Dataset listings of figures =
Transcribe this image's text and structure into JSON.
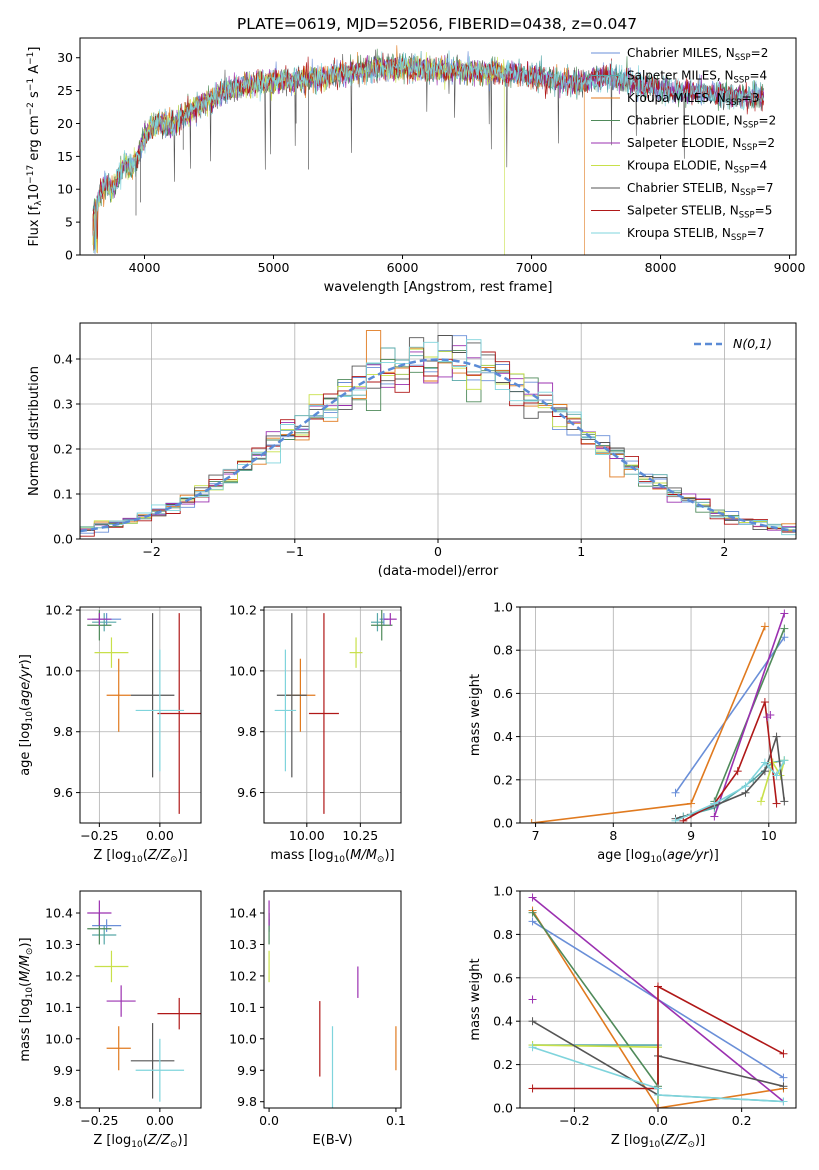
{
  "title": "PLATE=0619, MJD=52056, FIBERID=0438, z=0.047",
  "models": [
    {
      "name": "Chabrier MILES",
      "nssp": "2",
      "color": "#6a8fd8"
    },
    {
      "name": "Salpeter MILES",
      "nssp": "4",
      "color": "#57a8a8"
    },
    {
      "name": "Kroupa MILES",
      "nssp": "3",
      "color": "#e07a1f"
    },
    {
      "name": "Chabrier ELODIE",
      "nssp": "2",
      "color": "#4f8a5a"
    },
    {
      "name": "Salpeter ELODIE",
      "nssp": "2",
      "color": "#9b30b0"
    },
    {
      "name": "Kroupa ELODIE",
      "nssp": "4",
      "color": "#c8e04a"
    },
    {
      "name": "Chabrier STELIB",
      "nssp": "7",
      "color": "#555555"
    },
    {
      "name": "Salpeter STELIB",
      "nssp": "5",
      "color": "#b01818"
    },
    {
      "name": "Kroupa STELIB",
      "nssp": "7",
      "color": "#7fd4dc"
    }
  ],
  "chart_data": [
    {
      "type": "line",
      "title": "PLATE=0619, MJD=52056, FIBERID=0438, z=0.047",
      "xlabel": "wavelength [Angstrom, rest frame]",
      "ylabel": "Flux [f_λ 10^-17 erg cm^-2 s^-1 A^-1]",
      "xlim": [
        3500,
        9050
      ],
      "ylim": [
        0,
        33
      ],
      "xticks": [
        4000,
        5000,
        6000,
        7000,
        8000,
        9000
      ],
      "yticks": [
        0,
        5,
        10,
        15,
        20,
        25,
        30
      ],
      "legend": "upper right",
      "spectrum_anchor": {
        "x": [
          3600,
          3650,
          3700,
          3750,
          3800,
          3850,
          3900,
          3950,
          4000,
          4100,
          4200,
          4300,
          4400,
          4500,
          4700,
          5000,
          5200,
          5500,
          5800,
          6000,
          6300,
          6600,
          6900,
          7200,
          7400,
          7600,
          8000,
          8400,
          8800
        ],
        "y": [
          6,
          9,
          11,
          10,
          12,
          14,
          13,
          15,
          18,
          20,
          19.5,
          21,
          22.5,
          23.5,
          25.5,
          26.5,
          26.5,
          27.5,
          28.5,
          28.5,
          28.2,
          27.8,
          27.5,
          26.5,
          26.3,
          27,
          25.2,
          24.5,
          24
        ]
      },
      "model_end_x": [
        8800,
        8800,
        7410,
        8800,
        8800,
        6790,
        8800,
        8800,
        8800
      ]
    },
    {
      "type": "histogram",
      "xlabel": "(data-model)/error",
      "ylabel": "Normed distribution",
      "xlim": [
        -2.5,
        2.5
      ],
      "ylim": [
        0,
        0.48
      ],
      "xticks": [
        -2,
        -1,
        0,
        1,
        2
      ],
      "yticks": [
        0.0,
        0.1,
        0.2,
        0.3,
        0.4
      ],
      "grid": true,
      "legend": "upper right",
      "reference_label": "N(0,1)",
      "reference_color": "#5b8bd6",
      "bins": {
        "start": -2.5,
        "width": 0.1,
        "count": 50
      }
    },
    {
      "type": "scatter",
      "xlabel": "Z [log10(Z/Z⊙)]",
      "ylabel": "age [log10(age/yr)]",
      "xlim": [
        -0.33,
        0.17
      ],
      "ylim": [
        9.5,
        10.21
      ],
      "xticks": [
        -0.25,
        0.0
      ],
      "yticks": [
        9.6,
        9.8,
        10.0,
        10.2
      ],
      "grid": true,
      "points": [
        {
          "m": 0,
          "x": -0.22,
          "y": 10.17,
          "xerr": 0.06,
          "yerr": 0.02
        },
        {
          "m": 1,
          "x": -0.23,
          "y": 10.16,
          "xerr": 0.05,
          "yerr": 0.03
        },
        {
          "m": 2,
          "x": -0.17,
          "y": 9.92,
          "xerr": 0.05,
          "yerr": 0.12
        },
        {
          "m": 3,
          "x": -0.25,
          "y": 10.15,
          "xerr": 0.05,
          "yerr": 0.05
        },
        {
          "m": 4,
          "x": -0.25,
          "y": 10.17,
          "xerr": 0.05,
          "yerr": 0.02
        },
        {
          "m": 5,
          "x": -0.2,
          "y": 10.06,
          "xerr": 0.07,
          "yerr": 0.05
        },
        {
          "m": 6,
          "x": -0.03,
          "y": 9.92,
          "xerr": 0.09,
          "yerr": 0.27
        },
        {
          "m": 7,
          "x": 0.08,
          "y": 9.86,
          "xerr": 0.09,
          "yerr": 0.33
        },
        {
          "m": 8,
          "x": 0.0,
          "y": 9.87,
          "xerr": 0.1,
          "yerr": 0.2
        }
      ]
    },
    {
      "type": "scatter",
      "xlabel": "mass [log10(M/M⊙)]",
      "ylabel": "",
      "xlim": [
        9.8,
        10.44
      ],
      "ylim": [
        9.5,
        10.21
      ],
      "xticks": [
        10.0,
        10.25
      ],
      "yticks": [
        9.6,
        9.8,
        10.0,
        10.2
      ],
      "grid": true,
      "points": [
        {
          "m": 0,
          "x": 10.36,
          "y": 10.17,
          "xerr": 0.02,
          "yerr": 0.02
        },
        {
          "m": 1,
          "x": 10.33,
          "y": 10.16,
          "xerr": 0.03,
          "yerr": 0.03
        },
        {
          "m": 2,
          "x": 9.97,
          "y": 9.92,
          "xerr": 0.07,
          "yerr": 0.12
        },
        {
          "m": 3,
          "x": 10.35,
          "y": 10.15,
          "xerr": 0.05,
          "yerr": 0.05
        },
        {
          "m": 4,
          "x": 10.39,
          "y": 10.17,
          "xerr": 0.03,
          "yerr": 0.02
        },
        {
          "m": 5,
          "x": 10.23,
          "y": 10.06,
          "xerr": 0.03,
          "yerr": 0.05
        },
        {
          "m": 6,
          "x": 9.93,
          "y": 9.92,
          "xerr": 0.07,
          "yerr": 0.27
        },
        {
          "m": 7,
          "x": 10.08,
          "y": 9.86,
          "xerr": 0.07,
          "yerr": 0.33
        },
        {
          "m": 8,
          "x": 9.9,
          "y": 9.87,
          "xerr": 0.05,
          "yerr": 0.2
        }
      ]
    },
    {
      "type": "line",
      "xlabel": "age [log10(age/yr)]",
      "ylabel": "mass weight",
      "xlim": [
        6.8,
        10.35
      ],
      "ylim": [
        0,
        1.0
      ],
      "xticks": [
        7,
        8,
        9,
        10
      ],
      "yticks": [
        0.0,
        0.2,
        0.4,
        0.6,
        0.8,
        1.0
      ],
      "grid": true,
      "series": [
        {
          "m": 0,
          "x": [
            8.8,
            10.2
          ],
          "y": [
            0.14,
            0.86
          ]
        },
        {
          "m": 1,
          "x": [
            8.9,
            9.3,
            9.8,
            10.05,
            10.2
          ],
          "y": [
            0.03,
            0.07,
            0.2,
            0.28,
            0.29
          ]
        },
        {
          "m": 2,
          "x": [
            6.95,
            9.0,
            9.95
          ],
          "y": [
            0.0,
            0.09,
            0.91
          ]
        },
        {
          "m": 3,
          "x": [
            9.3,
            10.2
          ],
          "y": [
            0.1,
            0.9
          ]
        },
        {
          "m": 4,
          "x": [
            9.3,
            10.2
          ],
          "y": [
            0.03,
            0.97
          ]
        },
        {
          "m": 5,
          "x": [
            9.9,
            10.05,
            10.15,
            10.2
          ],
          "y": [
            0.1,
            0.28,
            0.22,
            0.29
          ]
        },
        {
          "m": 6,
          "x": [
            8.8,
            9.0,
            9.3,
            9.7,
            9.95,
            10.1,
            10.2
          ],
          "y": [
            0.02,
            0.04,
            0.08,
            0.14,
            0.24,
            0.4,
            0.1
          ]
        },
        {
          "m": 7,
          "x": [
            8.9,
            9.3,
            9.6,
            9.95,
            10.1
          ],
          "y": [
            0.01,
            0.09,
            0.24,
            0.56,
            0.09
          ]
        },
        {
          "m": 8,
          "x": [
            8.8,
            9.3,
            9.7,
            9.95,
            10.1,
            10.2
          ],
          "y": [
            0.01,
            0.09,
            0.17,
            0.28,
            0.22,
            0.29
          ]
        }
      ],
      "extra_points": [
        {
          "m": 4,
          "x": 9.98,
          "y": 0.49
        },
        {
          "m": 4,
          "x": 10.02,
          "y": 0.5
        }
      ]
    },
    {
      "type": "scatter",
      "xlabel": "Z [log10(Z/Z⊙)]",
      "ylabel": "mass [log10(M/M⊙)]",
      "xlim": [
        -0.33,
        0.17
      ],
      "ylim": [
        9.78,
        10.47
      ],
      "xticks": [
        -0.25,
        0.0
      ],
      "yticks": [
        9.8,
        9.9,
        10.0,
        10.1,
        10.2,
        10.3,
        10.4
      ],
      "grid": false,
      "points": [
        {
          "m": 0,
          "x": -0.22,
          "y": 10.36,
          "xerr": 0.06,
          "yerr": 0.02
        },
        {
          "m": 1,
          "x": -0.23,
          "y": 10.33,
          "xerr": 0.05,
          "yerr": 0.03
        },
        {
          "m": 2,
          "x": -0.17,
          "y": 9.97,
          "xerr": 0.05,
          "yerr": 0.07
        },
        {
          "m": 3,
          "x": -0.25,
          "y": 10.35,
          "xerr": 0.05,
          "yerr": 0.05
        },
        {
          "m": 4,
          "x": -0.25,
          "y": 10.4,
          "xerr": 0.05,
          "yerr": 0.04
        },
        {
          "m": 5,
          "x": -0.2,
          "y": 10.23,
          "xerr": 0.07,
          "yerr": 0.05
        },
        {
          "m": 6,
          "x": -0.03,
          "y": 9.93,
          "xerr": 0.09,
          "yerr": 0.12
        },
        {
          "m": 7,
          "x": 0.08,
          "y": 10.08,
          "xerr": 0.09,
          "yerr": 0.05
        },
        {
          "m": 8,
          "x": 0.0,
          "y": 9.9,
          "xerr": 0.1,
          "yerr": 0.1
        },
        {
          "m": 4,
          "x": -0.16,
          "y": 10.12,
          "xerr": 0.06,
          "yerr": 0.05
        }
      ]
    },
    {
      "type": "scatter",
      "xlabel": "E(B-V)",
      "ylabel": "",
      "xlim": [
        -0.004,
        0.104
      ],
      "ylim": [
        9.78,
        10.47
      ],
      "xticks": [
        0.0,
        0.1
      ],
      "yticks": [
        9.8,
        9.9,
        10.0,
        10.1,
        10.2,
        10.3,
        10.4
      ],
      "grid": false,
      "points": [
        {
          "m": 0,
          "x": 0.0,
          "y": 10.36,
          "xerr": 0,
          "yerr": 0.02
        },
        {
          "m": 3,
          "x": 0.0,
          "y": 10.35,
          "xerr": 0,
          "yerr": 0.05
        },
        {
          "m": 4,
          "x": 0.0,
          "y": 10.4,
          "xerr": 0,
          "yerr": 0.04
        },
        {
          "m": 5,
          "x": 0.0,
          "y": 10.23,
          "xerr": 0,
          "yerr": 0.05
        },
        {
          "m": 7,
          "x": 0.04,
          "y": 10.0,
          "xerr": 0,
          "yerr": 0.12
        },
        {
          "m": 8,
          "x": 0.05,
          "y": 9.91,
          "xerr": 0,
          "yerr": 0.13
        },
        {
          "m": 4,
          "x": 0.07,
          "y": 10.18,
          "xerr": 0,
          "yerr": 0.05
        },
        {
          "m": 2,
          "x": 0.1,
          "y": 9.97,
          "xerr": 0,
          "yerr": 0.07
        }
      ]
    },
    {
      "type": "line",
      "xlabel": "Z [log10(Z/Z⊙)]",
      "ylabel": "mass weight",
      "xlim": [
        -0.33,
        0.33
      ],
      "ylim": [
        0,
        1.0
      ],
      "xticks": [
        -0.2,
        0.0,
        0.2
      ],
      "yticks": [
        0.0,
        0.2,
        0.4,
        0.6,
        0.8,
        1.0
      ],
      "grid": true,
      "series": [
        {
          "m": 0,
          "x": [
            -0.3,
            0.3
          ],
          "y": [
            0.86,
            0.14
          ]
        },
        {
          "m": 1,
          "x": [
            -0.3,
            0.0,
            0.0,
            0.3
          ],
          "y": [
            0.29,
            0.29,
            0.06,
            0.03
          ]
        },
        {
          "m": 2,
          "x": [
            -0.3,
            0.0,
            0.3
          ],
          "y": [
            0.91,
            0.0,
            0.09
          ]
        },
        {
          "m": 3,
          "x": [
            -0.3,
            0.0,
            0.0
          ],
          "y": [
            0.9,
            0.1,
            0.0
          ]
        },
        {
          "m": 4,
          "x": [
            -0.3,
            0.3
          ],
          "y": [
            0.97,
            0.03
          ]
        },
        {
          "m": 5,
          "x": [
            -0.3,
            0.0,
            0.0
          ],
          "y": [
            0.29,
            0.28,
            0.0
          ]
        },
        {
          "m": 6,
          "x": [
            -0.3,
            0.0,
            0.0,
            0.3
          ],
          "y": [
            0.4,
            0.06,
            0.24,
            0.1
          ]
        },
        {
          "m": 7,
          "x": [
            -0.3,
            0.0,
            0.0,
            0.3
          ],
          "y": [
            0.09,
            0.09,
            0.56,
            0.25
          ]
        },
        {
          "m": 8,
          "x": [
            -0.3,
            0.0,
            0.0,
            0.3
          ],
          "y": [
            0.28,
            0.09,
            0.06,
            0.03
          ]
        }
      ],
      "extra_points": [
        {
          "m": 4,
          "x": -0.3,
          "y": 0.5
        },
        {
          "m": 4,
          "x": 0.0,
          "y": 0.0
        }
      ]
    }
  ]
}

WRITTEN REQUEST = How many of the lines above include the word "MILES"? Respond with the number alone.

ANSWER TO THIS TASK = 3